__Layout coordinate data__
'''
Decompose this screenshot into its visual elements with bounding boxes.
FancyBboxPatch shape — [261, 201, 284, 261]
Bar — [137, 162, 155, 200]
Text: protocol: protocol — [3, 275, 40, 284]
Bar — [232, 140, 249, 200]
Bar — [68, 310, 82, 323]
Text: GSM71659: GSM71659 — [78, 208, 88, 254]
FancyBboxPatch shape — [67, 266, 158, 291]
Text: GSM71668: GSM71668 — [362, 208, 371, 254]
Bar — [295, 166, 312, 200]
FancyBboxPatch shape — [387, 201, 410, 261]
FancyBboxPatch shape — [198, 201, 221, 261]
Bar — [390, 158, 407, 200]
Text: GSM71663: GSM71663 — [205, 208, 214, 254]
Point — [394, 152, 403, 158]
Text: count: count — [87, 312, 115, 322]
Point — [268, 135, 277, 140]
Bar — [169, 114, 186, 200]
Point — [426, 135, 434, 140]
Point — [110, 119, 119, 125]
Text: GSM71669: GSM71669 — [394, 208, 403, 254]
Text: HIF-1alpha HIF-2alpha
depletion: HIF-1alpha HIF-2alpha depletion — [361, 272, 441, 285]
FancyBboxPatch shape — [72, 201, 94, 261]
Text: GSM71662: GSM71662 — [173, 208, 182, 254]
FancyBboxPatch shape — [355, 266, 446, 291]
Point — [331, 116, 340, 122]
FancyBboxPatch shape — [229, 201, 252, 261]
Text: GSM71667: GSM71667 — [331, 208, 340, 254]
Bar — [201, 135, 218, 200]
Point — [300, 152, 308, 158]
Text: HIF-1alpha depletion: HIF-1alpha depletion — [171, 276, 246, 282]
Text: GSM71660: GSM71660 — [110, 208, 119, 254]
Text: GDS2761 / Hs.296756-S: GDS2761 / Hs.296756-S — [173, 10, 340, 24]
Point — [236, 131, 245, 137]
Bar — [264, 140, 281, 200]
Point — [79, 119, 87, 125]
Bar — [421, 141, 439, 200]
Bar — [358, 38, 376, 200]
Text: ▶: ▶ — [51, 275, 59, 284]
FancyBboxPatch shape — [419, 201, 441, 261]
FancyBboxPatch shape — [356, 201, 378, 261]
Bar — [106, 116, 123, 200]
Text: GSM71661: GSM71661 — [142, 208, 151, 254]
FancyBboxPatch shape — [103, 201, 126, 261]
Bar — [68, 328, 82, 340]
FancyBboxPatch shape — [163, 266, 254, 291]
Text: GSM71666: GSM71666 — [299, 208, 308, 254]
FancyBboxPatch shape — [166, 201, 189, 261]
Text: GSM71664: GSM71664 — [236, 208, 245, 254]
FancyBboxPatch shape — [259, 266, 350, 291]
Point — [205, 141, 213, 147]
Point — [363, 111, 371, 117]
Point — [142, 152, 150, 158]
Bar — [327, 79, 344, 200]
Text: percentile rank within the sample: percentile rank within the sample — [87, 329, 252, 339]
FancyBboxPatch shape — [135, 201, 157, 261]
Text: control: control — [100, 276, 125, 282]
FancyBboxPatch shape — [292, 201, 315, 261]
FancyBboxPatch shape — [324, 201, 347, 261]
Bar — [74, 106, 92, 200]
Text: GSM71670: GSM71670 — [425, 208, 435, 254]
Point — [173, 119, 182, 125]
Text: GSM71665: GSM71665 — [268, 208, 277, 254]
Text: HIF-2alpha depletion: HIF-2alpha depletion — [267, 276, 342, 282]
'''
__Problem__
Could you quote verbatim the lines running from the start of the layout coordinate data up to and including the line with "Text: GSM71660: GSM71660"?

__Response__
Decompose this screenshot into its visual elements with bounding boxes.
FancyBboxPatch shape — [261, 201, 284, 261]
Bar — [137, 162, 155, 200]
Text: protocol: protocol — [3, 275, 40, 284]
Bar — [232, 140, 249, 200]
Bar — [68, 310, 82, 323]
Text: GSM71659: GSM71659 — [78, 208, 88, 254]
FancyBboxPatch shape — [67, 266, 158, 291]
Text: GSM71668: GSM71668 — [362, 208, 371, 254]
Bar — [295, 166, 312, 200]
FancyBboxPatch shape — [387, 201, 410, 261]
FancyBboxPatch shape — [198, 201, 221, 261]
Bar — [390, 158, 407, 200]
Text: GSM71663: GSM71663 — [205, 208, 214, 254]
Point — [394, 152, 403, 158]
Text: count: count — [87, 312, 115, 322]
Point — [268, 135, 277, 140]
Bar — [169, 114, 186, 200]
Point — [426, 135, 434, 140]
Point — [110, 119, 119, 125]
Text: GSM71669: GSM71669 — [394, 208, 403, 254]
Text: HIF-1alpha HIF-2alpha
depletion: HIF-1alpha HIF-2alpha depletion — [361, 272, 441, 285]
FancyBboxPatch shape — [72, 201, 94, 261]
Text: GSM71662: GSM71662 — [173, 208, 182, 254]
FancyBboxPatch shape — [355, 266, 446, 291]
Point — [331, 116, 340, 122]
FancyBboxPatch shape — [229, 201, 252, 261]
Text: GSM71667: GSM71667 — [331, 208, 340, 254]
Bar — [201, 135, 218, 200]
Point — [300, 152, 308, 158]
Text: HIF-1alpha depletion: HIF-1alpha depletion — [171, 276, 246, 282]
Text: GSM71660: GSM71660 — [110, 208, 119, 254]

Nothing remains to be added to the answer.